THE TASKS:
A) In the forum post about the gap beneath the sill plate, what year was the house built?
B) List every existing problem with the house that the poster reports in the forum post about the gap beneath the sill plate.
C) Continue the forum post about the gap beneath the sill plate from where it stops.
==== GIVEN TEXT
# gap beneath sill plate



## mid-rise9 (Jan 4, 2013)

Don't know if this is the right forum for this question, this seems to be the best place for it. 

In my basement I have gaps between the top of the foundation and the sill plate, in some places the gap is more than 1/4". It looks like these gaps were partially filled with concrete in some places when the house was built in 1984. I also have concrete chipped off in some places which make quite large holes. We have mice getting in the basement - it might be because of this.

My first thought is to fill in the gaps with 2 options:

1) Fill the gaps with mortar (as was partially already done when the house was built). But I'll have wood resting on concrete - and I think moisture from the concrete might keep the wood moist - something you're supposed to avoid.

or

2) Fill with Great Stuff Pestblock foam. But we're having problems with water coming in near the bottom of the outside walls/siding in some places (a whole separate issue to be fixed later) so my concern is that expanding foam underneath the sill plate will prevent any moisture in the sill plate from drying out - making any possible moisture problems around/above the sill plate worse.
========
==== EXTRACTED INFORMATION
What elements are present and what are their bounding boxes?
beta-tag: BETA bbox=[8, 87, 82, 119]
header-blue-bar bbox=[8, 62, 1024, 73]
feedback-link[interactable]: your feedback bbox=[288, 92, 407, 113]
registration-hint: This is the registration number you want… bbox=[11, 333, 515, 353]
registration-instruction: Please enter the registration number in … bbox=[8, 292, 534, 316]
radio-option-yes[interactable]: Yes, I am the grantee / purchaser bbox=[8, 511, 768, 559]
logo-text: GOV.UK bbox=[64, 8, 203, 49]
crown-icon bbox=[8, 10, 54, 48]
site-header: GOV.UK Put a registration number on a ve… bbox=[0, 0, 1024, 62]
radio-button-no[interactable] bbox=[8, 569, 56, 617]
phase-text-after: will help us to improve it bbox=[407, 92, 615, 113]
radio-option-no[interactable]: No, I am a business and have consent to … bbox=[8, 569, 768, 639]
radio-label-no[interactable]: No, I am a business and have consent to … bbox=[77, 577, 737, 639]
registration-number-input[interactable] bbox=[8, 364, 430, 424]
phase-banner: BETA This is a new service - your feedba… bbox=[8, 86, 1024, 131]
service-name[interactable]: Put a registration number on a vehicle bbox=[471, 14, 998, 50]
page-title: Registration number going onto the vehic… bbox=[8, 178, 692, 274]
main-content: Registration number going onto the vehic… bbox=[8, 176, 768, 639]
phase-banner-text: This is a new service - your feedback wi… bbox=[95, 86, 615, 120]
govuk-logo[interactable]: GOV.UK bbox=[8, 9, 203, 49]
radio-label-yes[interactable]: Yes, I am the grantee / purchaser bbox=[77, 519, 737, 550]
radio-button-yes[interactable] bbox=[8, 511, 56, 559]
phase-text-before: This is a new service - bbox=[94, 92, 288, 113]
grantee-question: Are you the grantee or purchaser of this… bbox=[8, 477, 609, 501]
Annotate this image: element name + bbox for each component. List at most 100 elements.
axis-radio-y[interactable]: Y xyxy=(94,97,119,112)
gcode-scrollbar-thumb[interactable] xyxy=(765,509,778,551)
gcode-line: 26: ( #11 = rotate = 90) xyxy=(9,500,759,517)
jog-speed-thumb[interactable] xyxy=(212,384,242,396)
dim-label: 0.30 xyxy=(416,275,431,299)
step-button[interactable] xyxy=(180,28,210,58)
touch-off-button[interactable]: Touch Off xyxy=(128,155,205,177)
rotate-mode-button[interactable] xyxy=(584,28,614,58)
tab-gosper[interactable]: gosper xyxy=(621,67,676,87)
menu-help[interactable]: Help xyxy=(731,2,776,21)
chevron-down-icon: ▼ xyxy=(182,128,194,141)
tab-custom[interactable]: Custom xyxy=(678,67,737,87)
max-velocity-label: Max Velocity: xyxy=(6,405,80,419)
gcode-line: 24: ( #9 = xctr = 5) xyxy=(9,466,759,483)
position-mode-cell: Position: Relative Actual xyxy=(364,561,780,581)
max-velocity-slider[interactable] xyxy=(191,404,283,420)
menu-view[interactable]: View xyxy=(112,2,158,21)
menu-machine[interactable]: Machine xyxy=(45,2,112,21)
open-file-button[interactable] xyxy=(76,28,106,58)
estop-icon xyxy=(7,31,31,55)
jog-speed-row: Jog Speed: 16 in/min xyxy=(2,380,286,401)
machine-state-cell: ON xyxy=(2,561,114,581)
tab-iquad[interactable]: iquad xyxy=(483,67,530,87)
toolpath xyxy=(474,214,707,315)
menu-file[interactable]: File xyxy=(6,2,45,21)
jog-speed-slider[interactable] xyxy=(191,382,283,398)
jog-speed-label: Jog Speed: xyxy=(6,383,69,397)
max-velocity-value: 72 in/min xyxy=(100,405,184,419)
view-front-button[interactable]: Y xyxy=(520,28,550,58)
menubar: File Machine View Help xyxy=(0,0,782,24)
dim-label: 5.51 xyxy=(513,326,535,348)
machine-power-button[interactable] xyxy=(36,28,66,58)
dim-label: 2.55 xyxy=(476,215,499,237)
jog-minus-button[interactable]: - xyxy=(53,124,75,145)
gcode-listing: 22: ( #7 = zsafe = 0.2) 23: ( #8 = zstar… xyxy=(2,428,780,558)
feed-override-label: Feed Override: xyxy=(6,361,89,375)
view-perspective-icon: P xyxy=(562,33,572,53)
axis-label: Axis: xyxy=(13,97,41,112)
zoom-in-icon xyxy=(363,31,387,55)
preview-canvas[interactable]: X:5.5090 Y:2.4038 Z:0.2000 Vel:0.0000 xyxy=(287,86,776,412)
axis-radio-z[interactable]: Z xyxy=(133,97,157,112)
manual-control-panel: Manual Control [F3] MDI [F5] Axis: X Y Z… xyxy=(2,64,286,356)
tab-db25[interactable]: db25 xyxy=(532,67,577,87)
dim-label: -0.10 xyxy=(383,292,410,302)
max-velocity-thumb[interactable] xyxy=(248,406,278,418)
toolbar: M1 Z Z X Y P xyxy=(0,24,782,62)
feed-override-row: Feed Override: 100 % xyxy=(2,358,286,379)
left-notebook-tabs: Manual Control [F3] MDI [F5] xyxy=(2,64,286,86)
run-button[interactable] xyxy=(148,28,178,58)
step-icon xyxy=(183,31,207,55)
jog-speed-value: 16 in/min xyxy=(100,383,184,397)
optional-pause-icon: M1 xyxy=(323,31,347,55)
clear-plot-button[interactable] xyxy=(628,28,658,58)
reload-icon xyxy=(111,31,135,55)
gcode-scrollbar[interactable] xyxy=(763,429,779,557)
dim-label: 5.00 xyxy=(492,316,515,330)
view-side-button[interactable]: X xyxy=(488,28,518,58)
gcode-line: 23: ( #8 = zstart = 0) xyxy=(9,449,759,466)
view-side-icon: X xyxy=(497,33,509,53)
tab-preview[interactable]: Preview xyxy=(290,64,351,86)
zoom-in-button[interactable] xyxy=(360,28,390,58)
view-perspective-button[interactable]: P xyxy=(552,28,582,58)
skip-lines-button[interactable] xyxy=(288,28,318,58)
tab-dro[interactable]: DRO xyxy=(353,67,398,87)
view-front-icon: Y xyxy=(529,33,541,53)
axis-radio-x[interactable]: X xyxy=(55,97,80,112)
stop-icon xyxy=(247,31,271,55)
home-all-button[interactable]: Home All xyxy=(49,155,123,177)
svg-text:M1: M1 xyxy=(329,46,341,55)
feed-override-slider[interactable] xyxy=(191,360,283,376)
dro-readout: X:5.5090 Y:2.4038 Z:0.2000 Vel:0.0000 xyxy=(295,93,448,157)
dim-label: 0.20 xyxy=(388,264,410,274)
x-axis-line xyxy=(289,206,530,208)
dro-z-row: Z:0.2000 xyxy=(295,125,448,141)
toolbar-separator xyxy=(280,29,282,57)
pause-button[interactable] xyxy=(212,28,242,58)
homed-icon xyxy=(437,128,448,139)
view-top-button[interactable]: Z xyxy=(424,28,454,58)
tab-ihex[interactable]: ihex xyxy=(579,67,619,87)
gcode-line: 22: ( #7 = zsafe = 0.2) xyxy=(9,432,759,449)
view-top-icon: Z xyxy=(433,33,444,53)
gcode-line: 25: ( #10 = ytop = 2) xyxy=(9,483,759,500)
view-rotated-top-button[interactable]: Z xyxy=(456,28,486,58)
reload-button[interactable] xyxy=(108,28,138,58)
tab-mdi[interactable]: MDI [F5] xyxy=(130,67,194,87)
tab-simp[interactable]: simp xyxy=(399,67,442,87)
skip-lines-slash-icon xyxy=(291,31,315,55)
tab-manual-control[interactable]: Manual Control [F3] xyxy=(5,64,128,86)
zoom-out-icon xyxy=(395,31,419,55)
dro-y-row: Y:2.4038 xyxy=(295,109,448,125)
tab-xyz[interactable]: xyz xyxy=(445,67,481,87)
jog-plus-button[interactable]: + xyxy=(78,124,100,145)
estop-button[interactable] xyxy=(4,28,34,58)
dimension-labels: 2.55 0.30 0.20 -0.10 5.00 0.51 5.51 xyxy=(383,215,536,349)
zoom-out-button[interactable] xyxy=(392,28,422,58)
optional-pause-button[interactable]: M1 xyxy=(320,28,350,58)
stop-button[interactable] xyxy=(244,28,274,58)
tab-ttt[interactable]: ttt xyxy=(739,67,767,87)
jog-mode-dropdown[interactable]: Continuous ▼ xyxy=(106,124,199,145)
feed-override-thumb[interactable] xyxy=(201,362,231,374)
========
ANSWERS GIVEN:
A) 1984

B)
- Gaps between the top of the foundation and the sill plate, in some places more than 1/4"
- Concrete chipped off in some places, making quite large holes
- Mice getting into the basement
- Water coming in near the bottom of the outside walls/siding in some places

C)
Any thoughts about the best thing to do?


----------



## Bud9051 (Nov 11, 2015)

IMO, mortar does not serve well as a caulking. I would clean off the excess and fill the gap with a silicon sealant. Where there are holes large enough for mice you could cover the top of the foundation with a layer of moisture blocking material and then fill the hole above with something that will block the critters.

In a cold climate there is considerable air leakage under and through that rim area. Lots of caulking is usually beneficial.

Water and moisture issues do need attention and often start with ground work outside. But a different topic as you said.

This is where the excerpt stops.